= WHAT IS REQUIRED =
All entries should be output exactly as they stand.

[Dataset rows about figures]

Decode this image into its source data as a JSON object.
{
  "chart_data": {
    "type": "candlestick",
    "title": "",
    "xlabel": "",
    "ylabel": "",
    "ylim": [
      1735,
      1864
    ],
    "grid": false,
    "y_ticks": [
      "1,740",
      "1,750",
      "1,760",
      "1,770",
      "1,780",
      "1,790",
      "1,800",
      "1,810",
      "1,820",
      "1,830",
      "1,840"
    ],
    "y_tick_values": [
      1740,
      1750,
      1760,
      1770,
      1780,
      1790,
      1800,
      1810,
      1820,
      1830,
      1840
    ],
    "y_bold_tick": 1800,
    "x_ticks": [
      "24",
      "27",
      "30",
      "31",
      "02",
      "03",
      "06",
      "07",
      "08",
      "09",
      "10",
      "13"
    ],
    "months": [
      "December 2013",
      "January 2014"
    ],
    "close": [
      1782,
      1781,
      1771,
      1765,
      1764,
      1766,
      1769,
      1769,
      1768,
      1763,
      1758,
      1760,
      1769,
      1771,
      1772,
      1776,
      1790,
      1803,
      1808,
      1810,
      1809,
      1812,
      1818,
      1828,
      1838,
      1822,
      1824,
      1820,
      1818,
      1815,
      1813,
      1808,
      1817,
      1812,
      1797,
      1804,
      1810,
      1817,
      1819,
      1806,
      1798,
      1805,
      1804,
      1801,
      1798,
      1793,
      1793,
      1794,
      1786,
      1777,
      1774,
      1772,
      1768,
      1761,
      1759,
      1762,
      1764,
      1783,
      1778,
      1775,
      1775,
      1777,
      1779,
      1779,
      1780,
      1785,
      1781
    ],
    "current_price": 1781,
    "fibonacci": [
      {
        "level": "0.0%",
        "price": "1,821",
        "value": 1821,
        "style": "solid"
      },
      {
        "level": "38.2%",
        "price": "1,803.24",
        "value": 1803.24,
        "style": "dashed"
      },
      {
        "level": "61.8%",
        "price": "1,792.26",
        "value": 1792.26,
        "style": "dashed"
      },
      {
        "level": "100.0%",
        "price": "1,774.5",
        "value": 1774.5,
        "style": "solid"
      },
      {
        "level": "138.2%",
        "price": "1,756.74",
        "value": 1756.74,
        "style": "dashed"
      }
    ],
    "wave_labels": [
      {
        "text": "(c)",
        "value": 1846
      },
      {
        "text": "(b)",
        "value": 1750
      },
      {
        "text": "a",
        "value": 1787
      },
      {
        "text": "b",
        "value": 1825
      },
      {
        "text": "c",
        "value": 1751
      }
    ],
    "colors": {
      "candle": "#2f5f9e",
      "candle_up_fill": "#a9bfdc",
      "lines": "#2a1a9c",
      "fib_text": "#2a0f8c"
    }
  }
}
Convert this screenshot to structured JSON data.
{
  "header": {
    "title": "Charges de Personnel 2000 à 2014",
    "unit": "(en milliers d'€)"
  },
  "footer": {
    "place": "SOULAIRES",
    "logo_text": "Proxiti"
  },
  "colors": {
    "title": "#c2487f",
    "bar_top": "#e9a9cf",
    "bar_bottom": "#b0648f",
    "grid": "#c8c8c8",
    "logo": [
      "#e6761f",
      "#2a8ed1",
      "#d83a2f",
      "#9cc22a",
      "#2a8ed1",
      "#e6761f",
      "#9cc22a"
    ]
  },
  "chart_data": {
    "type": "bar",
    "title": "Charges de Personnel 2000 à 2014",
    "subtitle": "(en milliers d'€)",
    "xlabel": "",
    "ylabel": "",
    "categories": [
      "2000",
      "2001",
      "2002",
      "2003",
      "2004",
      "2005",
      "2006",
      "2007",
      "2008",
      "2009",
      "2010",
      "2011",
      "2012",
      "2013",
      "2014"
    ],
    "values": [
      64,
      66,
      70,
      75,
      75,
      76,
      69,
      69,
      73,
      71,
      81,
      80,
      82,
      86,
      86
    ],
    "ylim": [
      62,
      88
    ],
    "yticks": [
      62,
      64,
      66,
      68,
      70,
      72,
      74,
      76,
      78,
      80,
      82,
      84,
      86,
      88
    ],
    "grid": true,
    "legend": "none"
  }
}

= ANSWER TO THIS EXERCISE =
Decode this image into its source data as a JSON object.
{
  "chart_data": {
    "type": "candlestick",
    "title": "",
    "xlabel": "",
    "ylabel": "",
    "ylim": [
      1735,
      1864
    ],
    "grid": false,
    "y_ticks": [
      "1,740",
      "1,750",
      "1,760",
      "1,770",
      "1,780",
      "1,790",
      "1,800",
      "1,810",
      "1,820",
      "1,830",
      "1,840"
    ],
    "y_tick_values": [
      1740,
      1750,
      1760,
      1770,
      1780,
      1790,
      1800,
      1810,
      1820,
      1830,
      1840
    ],
    "y_bold_tick": 1800,
    "x_ticks": [
      "24",
      "27",
      "30",
      "31",
      "02",
      "03",
      "06",
      "07",
      "08",
      "09",
      "10",
      "13"
    ],
    "months": [
      "December 2013",
      "January 2014"
    ],
    "close": [
      1782,
      1781,
      1771,
      1765,
      1764,
      1766,
      1769,
      1769,
      1768,
      1763,
      1758,
      1760,
      1769,
      1771,
      1772,
      1776,
      1790,
      1803,
      1808,
      1810,
      1809,
      1812,
      1818,
      1828,
      1838,
      1822,
      1824,
      1820,
      1818,
      1815,
      1813,
      1808,
      1817,
      1812,
      1797,
      1804,
      1810,
      1817,
      1819,
      1806,
      1798,
      1805,
      1804,
      1801,
      1798,
      1793,
      1793,
      1794,
      1786,
      1777,
      1774,
      1772,
      1768,
      1761,
      1759,
      1762,
      1764,
      1783,
      1778,
      1775,
      1775,
      1777,
      1779,
      1779,
      1780,
      1785,
      1781
    ],
    "current_price": 1781,
    "fibonacci": [
      {
        "level": "0.0%",
        "price": "1,821",
        "value": 1821,
        "style": "solid"
      },
      {
        "level": "38.2%",
        "price": "1,803.24",
        "value": 1803.24,
        "style": "dashed"
      },
      {
        "level": "61.8%",
        "price": "1,792.26",
        "value": 1792.26,
        "style": "dashed"
      },
      {
        "level": "100.0%",
        "price": "1,774.5",
        "value": 1774.5,
        "style": "solid"
      },
      {
        "level": "138.2%",
        "price": "1,756.74",
        "value": 1756.74,
        "style": "dashed"
      }
    ],
    "wave_labels": [
      {
        "text": "(c)",
        "value": 1846
      },
      {
        "text": "(b)",
        "value": 1750
      },
      {
        "text": "a",
        "value": 1787
      },
      {
        "text": "b",
        "value": 1825
      },
      {
        "text": "c",
        "value": 1751
      }
    ],
    "colors": {
      "candle": "#2f5f9e",
      "candle_up_fill": "#a9bfdc",
      "lines": "#2a1a9c",
      "fib_text": "#2a0f8c"
    }
  }
}
Convert this screenshot to structured JSON data.
{
  "header": {
    "title": "Charges de Personnel 2000 à 2014",
    "unit": "(en milliers d'€)"
  },
  "footer": {
    "place": "SOULAIRES",
    "logo_text": "Proxiti"
  },
  "colors": {
    "title": "#c2487f",
    "bar_top": "#e9a9cf",
    "bar_bottom": "#b0648f",
    "grid": "#c8c8c8",
    "logo": [
      "#e6761f",
      "#2a8ed1",
      "#d83a2f",
      "#9cc22a",
      "#2a8ed1",
      "#e6761f",
      "#9cc22a"
    ]
  },
  "chart_data": {
    "type": "bar",
    "title": "Charges de Personnel 2000 à 2014",
    "subtitle": "(en milliers d'€)",
    "xlabel": "",
    "ylabel": "",
    "categories": [
      "2000",
      "2001",
      "2002",
      "2003",
      "2004",
      "2005",
      "2006",
      "2007",
      "2008",
      "2009",
      "2010",
      "2011",
      "2012",
      "2013",
      "2014"
    ],
    "values": [
      64,
      66,
      70,
      75,
      75,
      76,
      69,
      69,
      73,
      71,
      81,
      80,
      82,
      86,
      86
    ],
    "ylim": [
      62,
      88
    ],
    "yticks": [
      62,
      64,
      66,
      68,
      70,
      72,
      74,
      76,
      78,
      80,
      82,
      84,
      86,
      88
    ],
    "grid": true,
    "legend": "none"
  }
}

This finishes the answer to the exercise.